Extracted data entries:
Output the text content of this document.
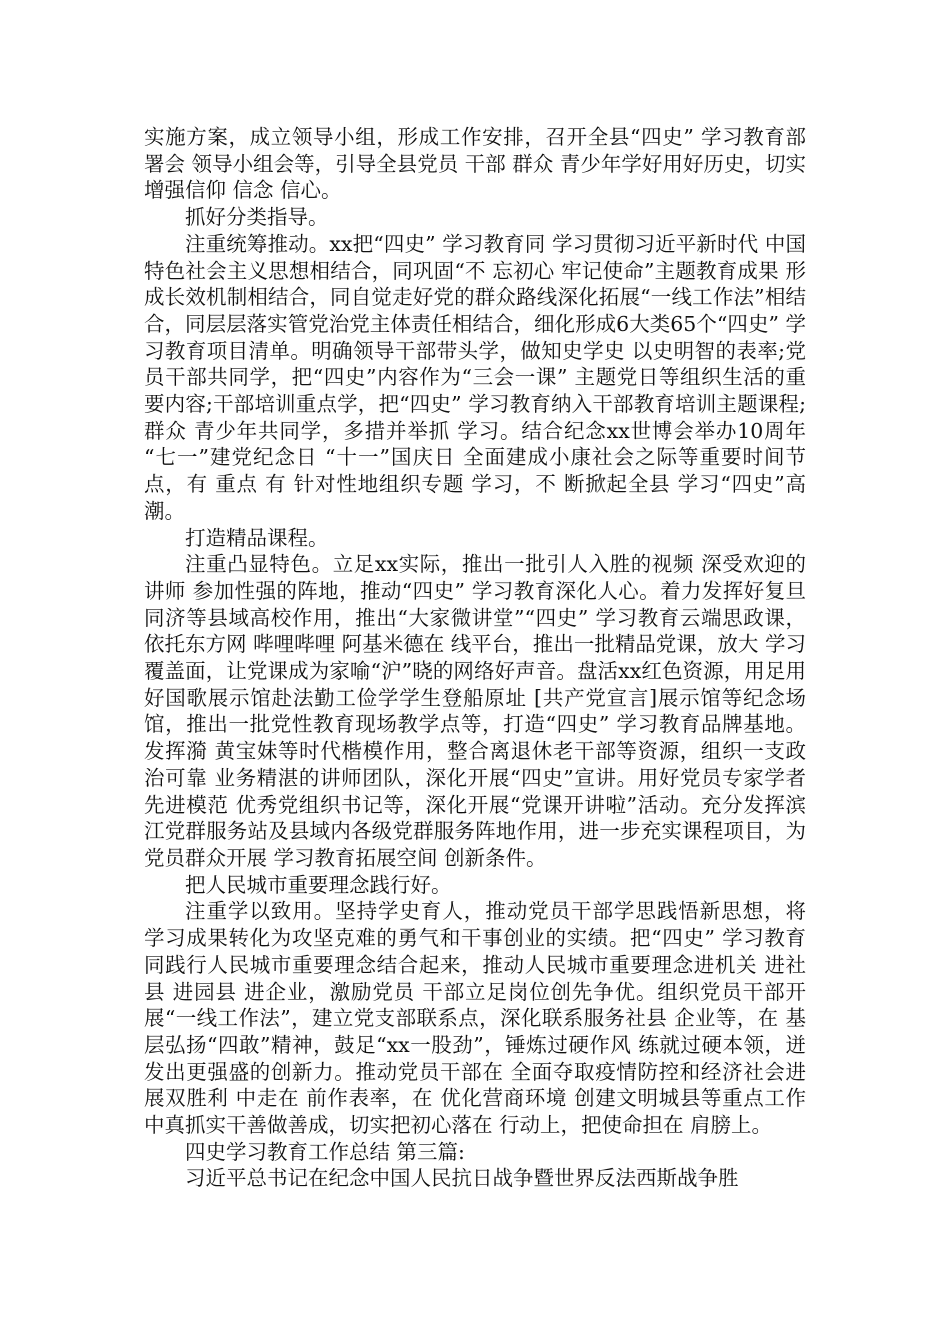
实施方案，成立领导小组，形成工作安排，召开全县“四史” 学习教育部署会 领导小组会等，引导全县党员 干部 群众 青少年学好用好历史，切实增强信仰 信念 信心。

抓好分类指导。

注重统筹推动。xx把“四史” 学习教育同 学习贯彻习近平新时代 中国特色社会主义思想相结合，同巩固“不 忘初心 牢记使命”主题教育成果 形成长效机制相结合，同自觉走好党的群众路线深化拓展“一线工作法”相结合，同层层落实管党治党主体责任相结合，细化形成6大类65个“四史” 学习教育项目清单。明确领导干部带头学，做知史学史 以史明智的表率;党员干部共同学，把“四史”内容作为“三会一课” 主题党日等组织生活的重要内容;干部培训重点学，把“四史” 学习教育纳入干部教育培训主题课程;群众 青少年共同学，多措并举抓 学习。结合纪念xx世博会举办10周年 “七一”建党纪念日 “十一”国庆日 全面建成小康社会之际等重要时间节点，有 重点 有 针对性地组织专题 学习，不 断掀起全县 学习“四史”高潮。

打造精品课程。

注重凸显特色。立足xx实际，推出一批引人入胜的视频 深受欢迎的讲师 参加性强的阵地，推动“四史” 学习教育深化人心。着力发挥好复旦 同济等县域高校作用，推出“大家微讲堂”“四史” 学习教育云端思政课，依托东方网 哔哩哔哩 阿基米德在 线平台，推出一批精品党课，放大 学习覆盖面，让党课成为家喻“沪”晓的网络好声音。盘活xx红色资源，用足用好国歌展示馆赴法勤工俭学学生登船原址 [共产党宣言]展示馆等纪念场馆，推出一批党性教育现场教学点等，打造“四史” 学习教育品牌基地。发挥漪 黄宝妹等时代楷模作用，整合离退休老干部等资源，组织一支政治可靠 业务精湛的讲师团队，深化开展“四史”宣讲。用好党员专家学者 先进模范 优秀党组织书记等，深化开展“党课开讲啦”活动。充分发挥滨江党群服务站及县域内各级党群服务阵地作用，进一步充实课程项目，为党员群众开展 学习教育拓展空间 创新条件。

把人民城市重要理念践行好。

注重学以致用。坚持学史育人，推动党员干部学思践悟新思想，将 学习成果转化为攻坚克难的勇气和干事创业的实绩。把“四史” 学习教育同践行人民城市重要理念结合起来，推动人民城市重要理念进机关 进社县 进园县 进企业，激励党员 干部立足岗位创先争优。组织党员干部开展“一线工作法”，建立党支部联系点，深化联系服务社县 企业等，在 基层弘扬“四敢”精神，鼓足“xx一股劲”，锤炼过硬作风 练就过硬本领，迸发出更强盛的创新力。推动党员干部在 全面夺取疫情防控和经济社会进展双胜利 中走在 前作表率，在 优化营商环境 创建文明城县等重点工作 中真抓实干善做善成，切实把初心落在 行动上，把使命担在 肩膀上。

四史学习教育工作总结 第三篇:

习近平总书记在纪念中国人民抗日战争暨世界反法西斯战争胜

Task objective: Exact duplication of all the records is required; pictures are omitted from the copy.

Result:
Output the text content of this document.
实施方案，成立领导小组，形成工作安排，召开全县“四史” 学习教育部署会 领导小组会等，引导全县党员 干部 群众 青少年学好用好历史，切实增强信仰 信念 信心。

抓好分类指导。

注重统筹推动。xx把“四史” 学习教育同 学习贯彻习近平新时代 中国特色社会主义思想相结合，同巩固“不 忘初心 牢记使命”主题教育成果 形成长效机制相结合，同自觉走好党的群众路线深化拓展“一线工作法”相结合，同层层落实管党治党主体责任相结合，细化形成6大类65个“四史” 学习教育项目清单。明确领导干部带头学，做知史学史 以史明智的表率;党员干部共同学，把“四史”内容作为“三会一课” 主题党日等组织生活的重要内容;干部培训重点学，把“四史” 学习教育纳入干部教育培训主题课程;群众 青少年共同学，多措并举抓 学习。结合纪念xx世博会举办10周年 “七一”建党纪念日 “十一”国庆日 全面建成小康社会之际等重要时间节点，有 重点 有 针对性地组织专题 学习，不 断掀起全县 学习“四史”高潮。

打造精品课程。

注重凸显特色。立足xx实际，推出一批引人入胜的视频 深受欢迎的讲师 参加性强的阵地，推动“四史” 学习教育深化人心。着力发挥好复旦 同济等县域高校作用，推出“大家微讲堂”“四史” 学习教育云端思政课，依托东方网 哔哩哔哩 阿基米德在 线平台，推出一批精品党课，放大 学习覆盖面，让党课成为家喻“沪”晓的网络好声音。盘活xx红色资源，用足用好国歌展示馆赴法勤工俭学学生登船原址 [共产党宣言]展示馆等纪念场馆，推出一批党性教育现场教学点等，打造“四史” 学习教育品牌基地。发挥漪 黄宝妹等时代楷模作用，整合离退休老干部等资源，组织一支政治可靠 业务精湛的讲师团队，深化开展“四史”宣讲。用好党员专家学者 先进模范 优秀党组织书记等，深化开展“党课开讲啦”活动。充分发挥滨江党群服务站及县域内各级党群服务阵地作用，进一步充实课程项目，为党员群众开展 学习教育拓展空间 创新条件。

把人民城市重要理念践行好。

注重学以致用。坚持学史育人，推动党员干部学思践悟新思想，将 学习成果转化为攻坚克难的勇气和干事创业的实绩。把“四史” 学习教育同践行人民城市重要理念结合起来，推动人民城市重要理念进机关 进社县 进园县 进企业，激励党员 干部立足岗位创先争优。组织党员干部开展“一线工作法”，建立党支部联系点，深化联系服务社县 企业等，在 基层弘扬“四敢”精神，鼓足“xx一股劲”，锤炼过硬作风 练就过硬本领，迸发出更强盛的创新力。推动党员干部在 全面夺取疫情防控和经济社会进展双胜利 中走在 前作表率，在 优化营商环境 创建文明城县等重点工作 中真抓实干善做善成，切实把初心落在 行动上，把使命担在 肩膀上。

四史学习教育工作总结 第三篇:

习近平总书记在纪念中国人民抗日战争暨世界反法西斯战争胜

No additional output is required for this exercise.